__Short exercise__. Calculate how many lines in the following records hold the word "estación", and report that number without comment.

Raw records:
▬▬▬▬▬▬▬▬▬▬

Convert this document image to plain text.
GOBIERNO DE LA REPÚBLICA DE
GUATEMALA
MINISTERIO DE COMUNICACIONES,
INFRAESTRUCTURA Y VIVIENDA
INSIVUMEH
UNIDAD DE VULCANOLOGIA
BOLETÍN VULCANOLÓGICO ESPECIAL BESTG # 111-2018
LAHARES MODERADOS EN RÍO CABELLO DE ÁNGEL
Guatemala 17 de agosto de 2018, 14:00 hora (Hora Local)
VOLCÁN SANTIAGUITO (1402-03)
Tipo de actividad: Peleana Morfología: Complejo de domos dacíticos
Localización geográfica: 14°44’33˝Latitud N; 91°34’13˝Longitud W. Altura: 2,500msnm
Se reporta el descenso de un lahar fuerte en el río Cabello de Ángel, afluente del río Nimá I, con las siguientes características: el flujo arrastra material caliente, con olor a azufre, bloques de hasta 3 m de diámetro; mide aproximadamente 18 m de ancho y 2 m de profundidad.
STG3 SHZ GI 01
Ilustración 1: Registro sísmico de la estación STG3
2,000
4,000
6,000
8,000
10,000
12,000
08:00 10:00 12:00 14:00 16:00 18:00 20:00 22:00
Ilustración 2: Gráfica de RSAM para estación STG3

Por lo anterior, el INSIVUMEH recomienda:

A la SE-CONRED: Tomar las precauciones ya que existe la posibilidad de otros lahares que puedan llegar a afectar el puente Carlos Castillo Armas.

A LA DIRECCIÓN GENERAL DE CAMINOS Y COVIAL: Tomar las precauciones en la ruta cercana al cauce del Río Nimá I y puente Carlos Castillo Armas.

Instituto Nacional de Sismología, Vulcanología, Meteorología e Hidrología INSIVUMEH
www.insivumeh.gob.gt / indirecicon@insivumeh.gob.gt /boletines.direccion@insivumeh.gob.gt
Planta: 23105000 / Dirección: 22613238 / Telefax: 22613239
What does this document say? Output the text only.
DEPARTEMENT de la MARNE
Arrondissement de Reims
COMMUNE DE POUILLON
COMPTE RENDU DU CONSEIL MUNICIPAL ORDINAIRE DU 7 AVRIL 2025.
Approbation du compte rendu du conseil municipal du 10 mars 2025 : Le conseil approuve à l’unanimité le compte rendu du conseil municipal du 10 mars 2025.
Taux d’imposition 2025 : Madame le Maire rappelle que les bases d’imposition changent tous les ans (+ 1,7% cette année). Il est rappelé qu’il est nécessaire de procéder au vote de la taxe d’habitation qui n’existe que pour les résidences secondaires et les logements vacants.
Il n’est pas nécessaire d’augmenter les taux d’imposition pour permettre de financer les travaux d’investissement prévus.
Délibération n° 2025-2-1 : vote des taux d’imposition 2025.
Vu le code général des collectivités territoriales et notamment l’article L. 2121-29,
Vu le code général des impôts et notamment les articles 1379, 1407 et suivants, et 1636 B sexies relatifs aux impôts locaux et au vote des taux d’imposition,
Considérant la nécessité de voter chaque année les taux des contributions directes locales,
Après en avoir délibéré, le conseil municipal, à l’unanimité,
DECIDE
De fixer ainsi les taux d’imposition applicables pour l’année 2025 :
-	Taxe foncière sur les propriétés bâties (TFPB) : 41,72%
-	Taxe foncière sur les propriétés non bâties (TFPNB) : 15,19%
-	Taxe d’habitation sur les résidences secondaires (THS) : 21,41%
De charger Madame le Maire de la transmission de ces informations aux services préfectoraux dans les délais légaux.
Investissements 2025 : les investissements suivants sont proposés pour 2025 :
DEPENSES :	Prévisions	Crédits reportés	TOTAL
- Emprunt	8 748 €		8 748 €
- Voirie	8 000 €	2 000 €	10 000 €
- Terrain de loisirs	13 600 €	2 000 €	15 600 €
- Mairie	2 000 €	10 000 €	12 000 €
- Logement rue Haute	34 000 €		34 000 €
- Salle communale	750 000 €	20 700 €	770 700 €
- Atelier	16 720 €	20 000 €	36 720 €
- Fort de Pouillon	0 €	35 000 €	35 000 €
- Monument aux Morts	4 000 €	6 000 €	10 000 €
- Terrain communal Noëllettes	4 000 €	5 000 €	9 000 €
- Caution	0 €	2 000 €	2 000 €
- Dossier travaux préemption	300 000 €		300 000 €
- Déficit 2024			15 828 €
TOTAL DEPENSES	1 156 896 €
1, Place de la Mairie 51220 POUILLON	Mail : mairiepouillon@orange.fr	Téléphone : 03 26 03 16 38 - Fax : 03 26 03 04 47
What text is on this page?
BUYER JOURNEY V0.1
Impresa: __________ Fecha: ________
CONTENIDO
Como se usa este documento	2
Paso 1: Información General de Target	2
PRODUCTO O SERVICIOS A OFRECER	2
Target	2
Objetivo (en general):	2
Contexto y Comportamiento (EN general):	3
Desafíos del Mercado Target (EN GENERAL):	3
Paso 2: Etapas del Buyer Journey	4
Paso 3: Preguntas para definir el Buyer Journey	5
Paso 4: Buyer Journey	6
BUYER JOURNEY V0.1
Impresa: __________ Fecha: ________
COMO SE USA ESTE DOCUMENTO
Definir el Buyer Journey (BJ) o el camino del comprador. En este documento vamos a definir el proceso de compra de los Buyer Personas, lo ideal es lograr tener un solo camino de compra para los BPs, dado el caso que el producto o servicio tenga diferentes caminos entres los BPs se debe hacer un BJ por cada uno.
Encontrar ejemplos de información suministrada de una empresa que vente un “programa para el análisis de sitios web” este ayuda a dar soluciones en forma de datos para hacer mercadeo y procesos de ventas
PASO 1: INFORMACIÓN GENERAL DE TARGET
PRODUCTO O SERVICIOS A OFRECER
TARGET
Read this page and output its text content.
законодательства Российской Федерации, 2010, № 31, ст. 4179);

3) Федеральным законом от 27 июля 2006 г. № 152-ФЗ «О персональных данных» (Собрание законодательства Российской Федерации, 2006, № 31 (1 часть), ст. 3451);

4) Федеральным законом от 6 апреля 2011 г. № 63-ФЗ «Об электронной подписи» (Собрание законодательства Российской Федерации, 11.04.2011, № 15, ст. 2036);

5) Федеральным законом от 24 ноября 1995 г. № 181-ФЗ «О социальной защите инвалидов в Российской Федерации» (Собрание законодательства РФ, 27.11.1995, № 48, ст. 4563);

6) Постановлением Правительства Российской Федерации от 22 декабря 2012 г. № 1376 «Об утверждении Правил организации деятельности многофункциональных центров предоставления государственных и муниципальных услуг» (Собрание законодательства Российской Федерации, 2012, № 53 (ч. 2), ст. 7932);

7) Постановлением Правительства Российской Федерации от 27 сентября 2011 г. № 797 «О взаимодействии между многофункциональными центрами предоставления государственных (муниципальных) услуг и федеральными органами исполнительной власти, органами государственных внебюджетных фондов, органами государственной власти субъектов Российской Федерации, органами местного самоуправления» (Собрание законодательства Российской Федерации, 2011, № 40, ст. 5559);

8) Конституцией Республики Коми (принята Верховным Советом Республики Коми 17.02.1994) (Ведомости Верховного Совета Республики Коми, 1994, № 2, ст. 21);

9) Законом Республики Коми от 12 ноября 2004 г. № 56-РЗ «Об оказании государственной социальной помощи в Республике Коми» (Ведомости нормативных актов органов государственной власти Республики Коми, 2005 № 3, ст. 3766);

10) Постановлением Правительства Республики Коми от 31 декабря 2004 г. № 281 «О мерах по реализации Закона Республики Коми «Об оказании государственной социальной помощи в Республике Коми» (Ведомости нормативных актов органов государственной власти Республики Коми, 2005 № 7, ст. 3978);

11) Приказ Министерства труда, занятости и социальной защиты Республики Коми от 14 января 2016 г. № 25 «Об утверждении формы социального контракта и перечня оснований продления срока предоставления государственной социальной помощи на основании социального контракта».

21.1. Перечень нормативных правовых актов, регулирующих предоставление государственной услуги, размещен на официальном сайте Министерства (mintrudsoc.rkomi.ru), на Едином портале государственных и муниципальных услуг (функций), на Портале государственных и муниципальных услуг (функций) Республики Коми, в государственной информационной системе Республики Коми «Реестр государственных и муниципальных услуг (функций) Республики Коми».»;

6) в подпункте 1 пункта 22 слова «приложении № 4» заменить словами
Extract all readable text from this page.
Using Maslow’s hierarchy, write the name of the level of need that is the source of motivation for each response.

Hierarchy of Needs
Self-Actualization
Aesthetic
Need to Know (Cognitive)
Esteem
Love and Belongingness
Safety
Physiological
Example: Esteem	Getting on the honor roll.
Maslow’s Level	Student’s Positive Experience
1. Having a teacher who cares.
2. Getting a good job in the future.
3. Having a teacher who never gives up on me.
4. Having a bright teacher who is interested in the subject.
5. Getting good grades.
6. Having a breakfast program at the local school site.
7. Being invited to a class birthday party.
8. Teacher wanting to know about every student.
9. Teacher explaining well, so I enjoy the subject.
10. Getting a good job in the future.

▬▬▬▬▬▬▬▬▬▬

__Solution for this task__. 2